Task prompt:
Copy, from the entries below, each line where the word "JSON" can be found.

Records for the exercise:
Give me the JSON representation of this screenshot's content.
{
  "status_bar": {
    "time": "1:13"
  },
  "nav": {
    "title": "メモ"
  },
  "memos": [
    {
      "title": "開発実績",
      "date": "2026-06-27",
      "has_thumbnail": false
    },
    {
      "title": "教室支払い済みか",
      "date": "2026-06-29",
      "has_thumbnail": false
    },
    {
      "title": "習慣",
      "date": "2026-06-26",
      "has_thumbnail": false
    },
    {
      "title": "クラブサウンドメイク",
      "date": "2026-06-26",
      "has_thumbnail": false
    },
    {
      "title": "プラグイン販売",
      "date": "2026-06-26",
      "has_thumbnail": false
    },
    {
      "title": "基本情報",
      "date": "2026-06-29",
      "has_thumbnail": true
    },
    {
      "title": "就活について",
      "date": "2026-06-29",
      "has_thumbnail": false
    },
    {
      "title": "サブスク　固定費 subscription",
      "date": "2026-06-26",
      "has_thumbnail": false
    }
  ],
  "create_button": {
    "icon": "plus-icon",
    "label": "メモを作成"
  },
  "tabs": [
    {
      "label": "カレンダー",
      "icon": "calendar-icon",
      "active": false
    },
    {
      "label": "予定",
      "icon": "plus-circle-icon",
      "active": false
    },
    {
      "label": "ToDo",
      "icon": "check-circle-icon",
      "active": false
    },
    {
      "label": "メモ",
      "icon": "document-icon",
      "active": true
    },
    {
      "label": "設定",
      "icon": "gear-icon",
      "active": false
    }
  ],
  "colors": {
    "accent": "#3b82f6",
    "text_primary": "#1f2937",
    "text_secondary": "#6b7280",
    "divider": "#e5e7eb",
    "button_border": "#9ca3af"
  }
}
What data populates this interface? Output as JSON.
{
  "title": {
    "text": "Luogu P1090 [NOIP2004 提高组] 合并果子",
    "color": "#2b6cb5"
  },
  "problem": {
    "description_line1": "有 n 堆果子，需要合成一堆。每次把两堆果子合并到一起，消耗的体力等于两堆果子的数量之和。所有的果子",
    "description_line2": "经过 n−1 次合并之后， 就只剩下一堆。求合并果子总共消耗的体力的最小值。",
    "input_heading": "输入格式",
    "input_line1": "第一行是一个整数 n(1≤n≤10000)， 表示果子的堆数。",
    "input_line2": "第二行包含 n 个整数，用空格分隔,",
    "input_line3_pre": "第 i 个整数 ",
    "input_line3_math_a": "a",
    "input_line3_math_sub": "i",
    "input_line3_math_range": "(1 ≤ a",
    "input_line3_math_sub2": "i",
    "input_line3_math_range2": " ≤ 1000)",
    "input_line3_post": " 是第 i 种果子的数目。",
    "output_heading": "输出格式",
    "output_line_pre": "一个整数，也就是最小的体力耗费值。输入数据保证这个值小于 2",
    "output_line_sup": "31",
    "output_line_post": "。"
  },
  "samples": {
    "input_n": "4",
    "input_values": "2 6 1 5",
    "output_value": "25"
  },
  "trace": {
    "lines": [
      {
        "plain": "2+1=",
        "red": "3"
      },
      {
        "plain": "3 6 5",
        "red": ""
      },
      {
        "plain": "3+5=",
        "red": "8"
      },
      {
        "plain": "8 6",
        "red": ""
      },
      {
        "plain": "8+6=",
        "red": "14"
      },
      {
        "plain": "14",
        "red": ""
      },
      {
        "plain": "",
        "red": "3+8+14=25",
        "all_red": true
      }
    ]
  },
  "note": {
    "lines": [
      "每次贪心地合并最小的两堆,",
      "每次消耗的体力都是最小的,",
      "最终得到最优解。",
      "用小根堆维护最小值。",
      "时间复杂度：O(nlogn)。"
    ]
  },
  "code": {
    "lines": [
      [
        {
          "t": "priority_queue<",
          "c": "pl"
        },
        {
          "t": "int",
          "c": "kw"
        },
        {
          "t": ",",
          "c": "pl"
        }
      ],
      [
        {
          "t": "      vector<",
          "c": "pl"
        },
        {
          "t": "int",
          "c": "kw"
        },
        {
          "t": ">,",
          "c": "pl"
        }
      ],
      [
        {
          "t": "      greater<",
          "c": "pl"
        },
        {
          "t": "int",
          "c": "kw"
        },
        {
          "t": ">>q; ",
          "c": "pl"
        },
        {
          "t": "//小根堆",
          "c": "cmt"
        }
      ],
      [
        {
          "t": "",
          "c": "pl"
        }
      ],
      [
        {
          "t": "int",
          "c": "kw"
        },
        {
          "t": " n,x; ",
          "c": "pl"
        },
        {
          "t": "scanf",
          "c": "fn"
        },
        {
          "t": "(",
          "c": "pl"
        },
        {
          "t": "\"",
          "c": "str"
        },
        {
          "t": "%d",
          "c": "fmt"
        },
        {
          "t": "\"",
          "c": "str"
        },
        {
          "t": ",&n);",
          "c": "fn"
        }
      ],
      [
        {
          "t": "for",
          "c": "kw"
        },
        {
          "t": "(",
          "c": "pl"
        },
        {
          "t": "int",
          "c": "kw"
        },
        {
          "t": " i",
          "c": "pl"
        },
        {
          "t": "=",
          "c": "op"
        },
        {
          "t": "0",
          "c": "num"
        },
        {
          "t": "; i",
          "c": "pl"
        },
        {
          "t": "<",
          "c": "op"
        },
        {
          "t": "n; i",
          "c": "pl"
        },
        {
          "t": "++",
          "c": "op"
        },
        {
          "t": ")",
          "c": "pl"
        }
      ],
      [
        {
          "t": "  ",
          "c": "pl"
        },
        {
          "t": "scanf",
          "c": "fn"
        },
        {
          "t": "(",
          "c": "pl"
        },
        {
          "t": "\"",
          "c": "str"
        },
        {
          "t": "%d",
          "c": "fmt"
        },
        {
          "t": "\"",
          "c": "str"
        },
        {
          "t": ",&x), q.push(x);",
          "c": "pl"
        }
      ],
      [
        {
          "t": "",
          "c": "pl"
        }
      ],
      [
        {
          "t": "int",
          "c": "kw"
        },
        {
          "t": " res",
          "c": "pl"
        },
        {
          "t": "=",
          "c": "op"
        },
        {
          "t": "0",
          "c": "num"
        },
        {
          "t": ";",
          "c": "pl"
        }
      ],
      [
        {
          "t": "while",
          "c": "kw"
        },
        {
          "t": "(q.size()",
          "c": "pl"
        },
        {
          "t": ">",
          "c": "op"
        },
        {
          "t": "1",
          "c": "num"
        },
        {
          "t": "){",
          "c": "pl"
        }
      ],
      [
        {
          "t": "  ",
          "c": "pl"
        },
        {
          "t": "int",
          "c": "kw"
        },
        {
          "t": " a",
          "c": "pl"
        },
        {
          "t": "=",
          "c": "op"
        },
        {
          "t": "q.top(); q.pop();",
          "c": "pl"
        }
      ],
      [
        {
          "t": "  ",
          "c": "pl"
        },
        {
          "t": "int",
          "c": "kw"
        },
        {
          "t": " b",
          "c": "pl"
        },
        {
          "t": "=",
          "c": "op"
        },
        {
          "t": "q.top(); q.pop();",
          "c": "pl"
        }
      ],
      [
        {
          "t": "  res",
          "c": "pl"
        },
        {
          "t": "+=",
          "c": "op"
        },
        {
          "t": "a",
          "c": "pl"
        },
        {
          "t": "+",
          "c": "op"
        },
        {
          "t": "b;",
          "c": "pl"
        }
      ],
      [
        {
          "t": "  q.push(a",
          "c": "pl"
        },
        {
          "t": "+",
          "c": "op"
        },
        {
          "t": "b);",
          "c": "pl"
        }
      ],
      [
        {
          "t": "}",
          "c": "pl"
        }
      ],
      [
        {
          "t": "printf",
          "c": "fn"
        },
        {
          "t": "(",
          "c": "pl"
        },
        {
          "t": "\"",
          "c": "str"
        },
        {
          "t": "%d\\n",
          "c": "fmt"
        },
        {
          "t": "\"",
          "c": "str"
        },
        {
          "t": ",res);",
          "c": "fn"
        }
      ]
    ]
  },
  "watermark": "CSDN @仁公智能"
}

Exercise output:
Give me the JSON representation of this screenshot's content.
What data populates this interface? Output as JSON.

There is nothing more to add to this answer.